--- Text provided ---

The day after he was cleared to fly again, Angier was ordered to attack the city of Hamburg. His plane and three of his nine crewmembers didn’t make it.
After the B-17 was hit, it started plummeting straight down, tail first. Angier ordered his crew to jump, but he couldn’t.
“I told them to bail out and leave the aircraft. Before I went out the thing exploded,” he said. “I couldn’t open my parachute because of all the debris around.”
Finally he got clear from the wreckage just in time to save his life, but not in time to prevent a major thumping.
“The chute worked perfectly, but it was about treetop level. That’s why I hurt today. I hit hard,” he said. “It was about five or six seconds, enough to keep me alive. It was very fortunate.”
He landed near a hospital where civilian burn victims from the bombing of Hamburg were being treated. Angier was nearly beaten to death by angry Germans, a fate he suspects befell his navigator, but finally he was rescued by soldiers.

--- Information shown ---

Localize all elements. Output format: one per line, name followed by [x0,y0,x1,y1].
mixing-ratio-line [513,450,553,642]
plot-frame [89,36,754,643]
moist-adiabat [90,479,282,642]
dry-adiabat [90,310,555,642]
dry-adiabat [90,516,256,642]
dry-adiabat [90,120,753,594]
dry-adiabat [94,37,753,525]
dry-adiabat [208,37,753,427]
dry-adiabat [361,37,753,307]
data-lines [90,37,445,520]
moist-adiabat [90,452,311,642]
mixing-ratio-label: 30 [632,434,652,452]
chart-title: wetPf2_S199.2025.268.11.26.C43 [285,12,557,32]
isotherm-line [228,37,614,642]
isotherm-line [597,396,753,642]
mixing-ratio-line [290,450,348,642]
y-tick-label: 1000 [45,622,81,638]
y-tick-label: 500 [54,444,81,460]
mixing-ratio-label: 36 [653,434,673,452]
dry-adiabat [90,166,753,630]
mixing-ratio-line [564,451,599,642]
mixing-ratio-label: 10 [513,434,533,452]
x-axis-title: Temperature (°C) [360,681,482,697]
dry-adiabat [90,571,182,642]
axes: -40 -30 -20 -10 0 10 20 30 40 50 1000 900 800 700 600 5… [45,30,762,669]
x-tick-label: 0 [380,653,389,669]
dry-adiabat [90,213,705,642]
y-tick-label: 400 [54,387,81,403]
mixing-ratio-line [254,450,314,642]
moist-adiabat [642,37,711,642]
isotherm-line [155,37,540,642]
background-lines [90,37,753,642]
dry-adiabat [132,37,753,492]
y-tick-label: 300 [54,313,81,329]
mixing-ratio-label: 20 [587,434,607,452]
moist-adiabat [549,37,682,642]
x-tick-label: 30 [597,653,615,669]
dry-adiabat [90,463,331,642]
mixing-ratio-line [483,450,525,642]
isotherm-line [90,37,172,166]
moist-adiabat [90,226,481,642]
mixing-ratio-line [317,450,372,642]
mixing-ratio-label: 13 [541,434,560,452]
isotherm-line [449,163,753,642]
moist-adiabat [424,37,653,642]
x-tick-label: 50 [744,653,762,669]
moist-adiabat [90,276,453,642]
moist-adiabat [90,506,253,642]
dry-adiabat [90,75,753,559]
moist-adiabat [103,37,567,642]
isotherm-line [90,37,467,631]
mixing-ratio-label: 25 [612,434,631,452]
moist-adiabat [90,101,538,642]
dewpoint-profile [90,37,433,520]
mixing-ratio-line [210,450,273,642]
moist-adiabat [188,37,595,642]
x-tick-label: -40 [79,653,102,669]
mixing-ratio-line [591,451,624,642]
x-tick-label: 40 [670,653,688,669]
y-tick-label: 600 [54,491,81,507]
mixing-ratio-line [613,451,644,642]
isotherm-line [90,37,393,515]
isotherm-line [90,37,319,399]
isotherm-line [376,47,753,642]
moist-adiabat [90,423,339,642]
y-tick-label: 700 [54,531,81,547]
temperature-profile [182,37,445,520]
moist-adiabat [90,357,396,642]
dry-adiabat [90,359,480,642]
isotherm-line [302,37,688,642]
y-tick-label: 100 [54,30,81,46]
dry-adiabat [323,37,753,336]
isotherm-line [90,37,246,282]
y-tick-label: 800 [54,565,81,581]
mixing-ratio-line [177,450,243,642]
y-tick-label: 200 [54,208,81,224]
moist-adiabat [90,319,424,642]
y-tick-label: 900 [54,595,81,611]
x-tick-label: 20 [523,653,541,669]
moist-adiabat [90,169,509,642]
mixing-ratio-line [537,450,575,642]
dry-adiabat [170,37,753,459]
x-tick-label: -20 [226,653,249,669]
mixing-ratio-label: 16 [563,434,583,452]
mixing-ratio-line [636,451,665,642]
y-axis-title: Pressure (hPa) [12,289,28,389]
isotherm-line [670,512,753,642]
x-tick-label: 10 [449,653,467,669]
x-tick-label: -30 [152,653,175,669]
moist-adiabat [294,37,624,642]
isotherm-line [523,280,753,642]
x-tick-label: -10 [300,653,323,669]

---

Task goal:
Rewrite the part of the passage about Angier's crash starting at "The day after" and ending at "but he couldn’t.", replacing "B-17" with "bomber". Rely only on the text about Angier's crash when working with these lines.

Written solution:
The day after he was cleared to fly again, Angier was ordered to attack the city of Hamburg. His plane and three of his nine crewmembers didn’t make it.
After the bomber was hit, it started plummeting straight down, tail first. Angier ordered his crew to jump, but he couldn’t.